# Goyard "Jet Black" Animation



## c18027

On September 29th, 2021, Goyard will launch a limited edition of pieces for women in the "Jet Black" colorway/"animation." In October 2019, Goyard launched this same colorway as a limited edition for men. The women's collection will include the Alexandre II, the Alto mini hat box, the Monte Carlo clutch, the Saint-Marie clutch, and the Vendôme mini. In Asian markets, there will also be the Anjou mini. As with the recent metallic collection, each Jet Black piece will feature a painted chevron marquage that will be slightly different on each piece made.


----------



## c18027

Instagram photo credits: _heozzang


----------



## Imperium

love this collection, it’s already out in most countries. here’s my jet black mini saigon, with a metallic silver chevron (exactly what i was hoping for so as to keep with the monochromatic look)


----------



## opensesame

Imperium said:


> love this collection, it’s already out in most countries. here’s my jet black mini saigon, with a metallic silver chevron (exactly what i was hoping for so as to keep with the monochromatic look)
> 
> 
> 
> 
> 
> 
> 
> 
> 
> View attachment 5218749



I got one as well, but with metallic chevron. Did you get it in Paris? I think I saw the same bag!


----------



## julbull

Imperium said:


> love this collection, it’s already out in most countries. here’s my jet black mini saigon, with a metallic silver chevron (exactly what i was hoping for so as to keep with the monochromatic look)
> 
> 
> 
> 
> 
> 
> 
> 
> 
> View attachment 5218749


so they have this everywhere now? do they have it at the NY location too?


----------



## c18027

julbull said:


> so they have this everywhere now? do they have it at the NY location too?


Yes — U.S. pre-sale reserves for VIPs were taken the last week of September. The launch to the public was on October 8h.


----------



## cap4life

My SA sent me pics of this launch on Oct 1 and now I'm kicking myself that I didn't at least consider getting a piece!


----------



## KACOgirl

Does anyone know how many were made?


----------



## harmansahota

Does anyone know if the Mini Saigon in Jet Black is available in any boutique? I contacted my SA in Beverly Hills and he said none were available in the US, but am curious about another boutique outside of the country. Thanks!


----------



## c18027

Once again, Goyard has launched a limited collection of Jet Black pieces:
Belvedere
Cap Vert
Saigon Nano
Varenne 3 
Pieces will have red interiors and unique tricolor marquage stamps. Please feel free to add any photos and pricing information!

● Given material:
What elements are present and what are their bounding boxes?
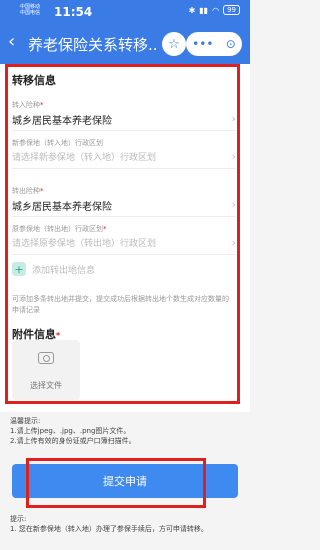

● Aim 1: In the Goyard Jet Black thread, why was Imperium pleased that the jet black mini Saigon came with a metallic silver chevron? Answer in one to three sentences.
● Aim 2: Reproduce everything in the Goyard Jet Black thread from "## cap4life" down to "many were made?".

● Task answer 1: The metallic silver chevron was exactly what Imperium had hoped for because it keeps the bag's look monochromatic.

● Task answer 2:
## cap4life

My SA sent me pics of this launch on Oct 1 and now I'm kicking myself that I didn't at least consider getting a piece!


----------



## KACOgirl

Does anyone know how many were made?